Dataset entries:
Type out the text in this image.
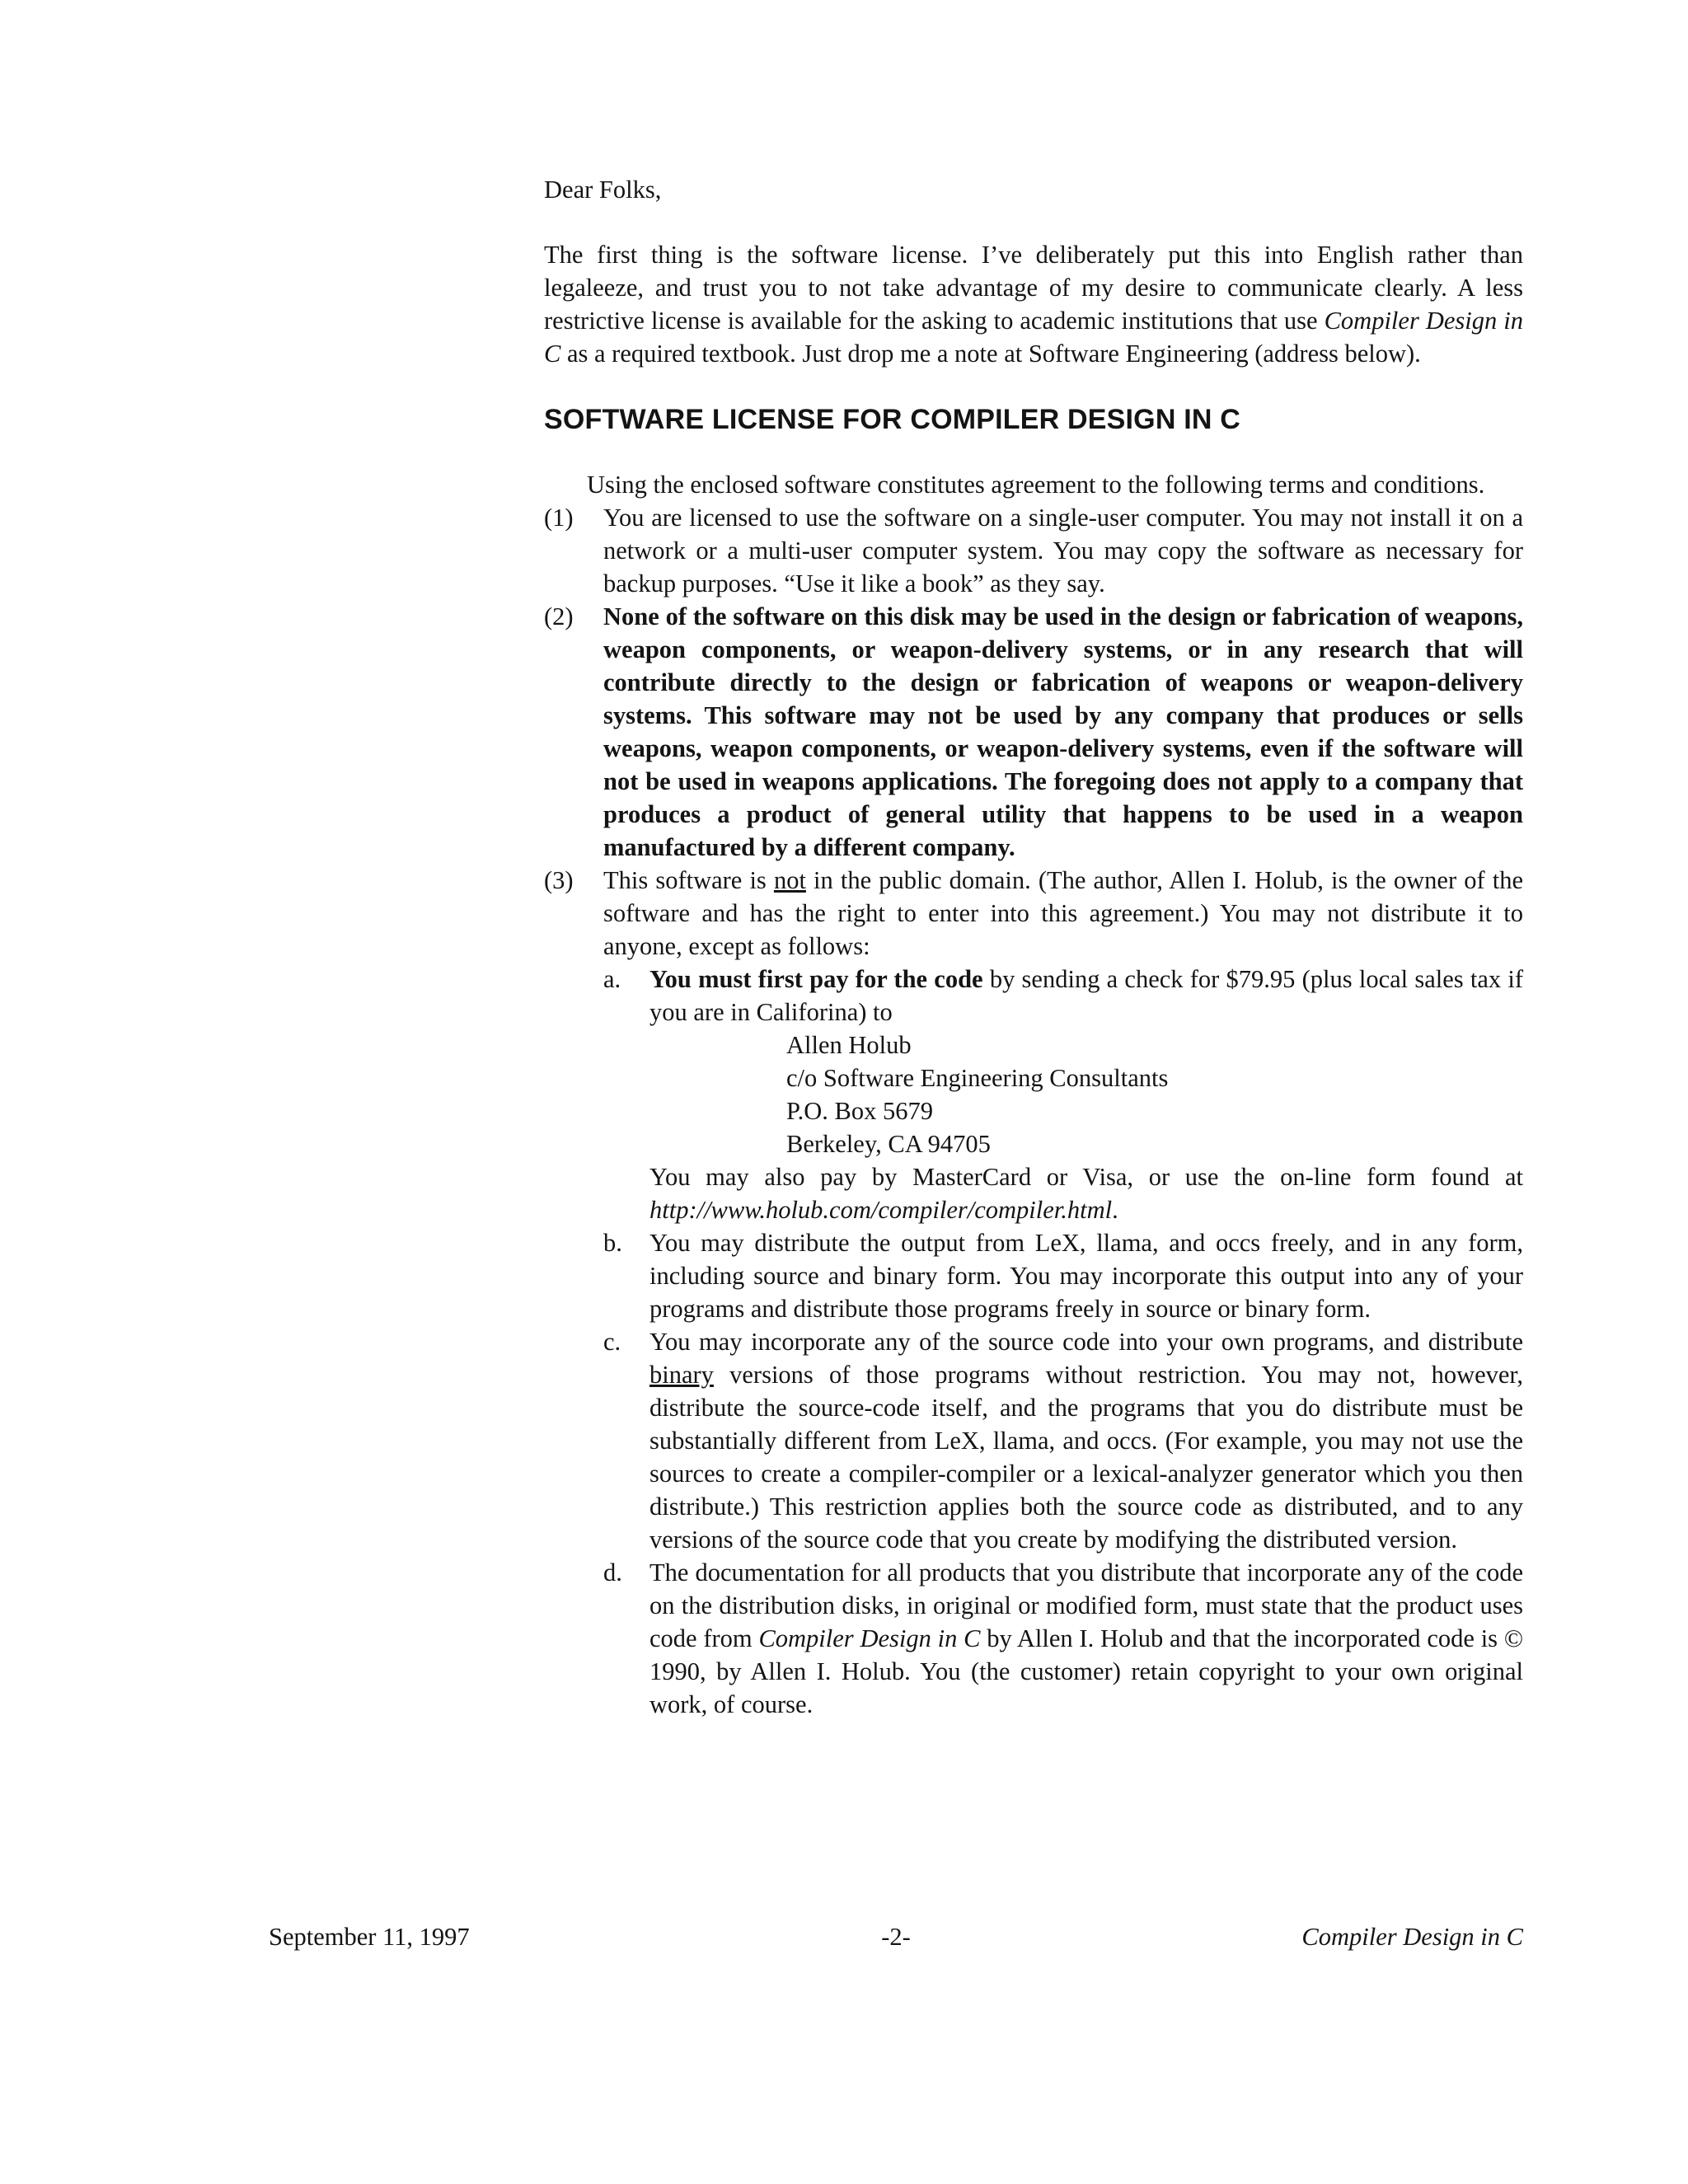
Dear Folks,

The first thing is the software license. I’ve deliberately put this into English rather than legaleeze, and trust you to not take advantage of my desire to communicate clearly. A less restrictive license is available for the asking to academic institutions that use Compiler Design in C as a required textbook. Just drop me a note at Software Engineering (address below).

SOFTWARE LICENSE FOR COMPILER DESIGN IN C

Using the enclosed software constitutes agreement to the following terms and conditions.

(1)	You are licensed to use the software on a single-user computer. You may not install it on a network or a multi-user computer system. You may copy the software as necessary for backup purposes. “Use it like a book” as they say.
(2)	None of the software on this disk may be used in the design or fabrication of weapons, weapon components, or weapon-delivery systems, or in any research that will contribute directly to the design or fabrication of weapons or weapon-delivery systems. This software may not be used by any company that produces or sells weapons, weapon components, or weapon-delivery systems, even if the software will not be used in weapons applications. The foregoing does not apply to a company that produces a product of general utility that happens to be used in a weapon manufactured by a different company.
(3)	This software is not in the public domain. (The author, Allen I. Holub, is the owner of the software and has the right to enter into this agreement.) You may not distribute it to anyone, except as follows:

a.	You must first pay for the code by sending a check for $79.95 (plus local sales tax if you are in Califorina) to

Allen Holub
c/o Software Engineering Consultants
P.O. Box 5679
Berkeley, CA 94705

You may also pay by MasterCard or Visa, or use the on-line form found at http://www.holub.com/compiler/compiler.html.

b.	You may distribute the output from LeX, llama, and occs freely, and in any form, including source and binary form. You may incorporate this output into any of your programs and distribute those programs freely in source or binary form.
c.	You may incorporate any of the source code into your own programs, and distribute binary versions of those programs without restriction. You may not, however, distribute the source-code itself, and the programs that you do distribute must be substantially different from LeX, llama, and occs. (For example, you may not use the sources to create a compiler-compiler or a lexical-analyzer generator which you then distribute.) This restriction applies both the source code as distributed, and to any versions of the source code that you create by modifying the distributed version.
d.	The documentation for all products that you distribute that incorporate any of the code on the distribution disks, in original or modified form, must state that the product uses code from Compiler Design in C by Allen I. Holub and that the incorporated code is © 1990, by Allen I. Holub. You (the customer) retain copyright to your own original work, of course.
September 11, 1997	-2-	Compiler Design in C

→ DIRECTIONS FOR THIS TASK
Your task is to collect every line above that contains the word "Engineering".

→ RIGHT ANSWER
The first thing is the software license. I’ve deliberately put this into English rather than legaleeze, and trust you to not take advantage of my desire to communicate clearly. A less restrictive license is available for the asking to academic institutions that use Compiler Design in C as a required textbook. Just drop me a note at Software Engineering (address below).
c/o Software Engineering Consultants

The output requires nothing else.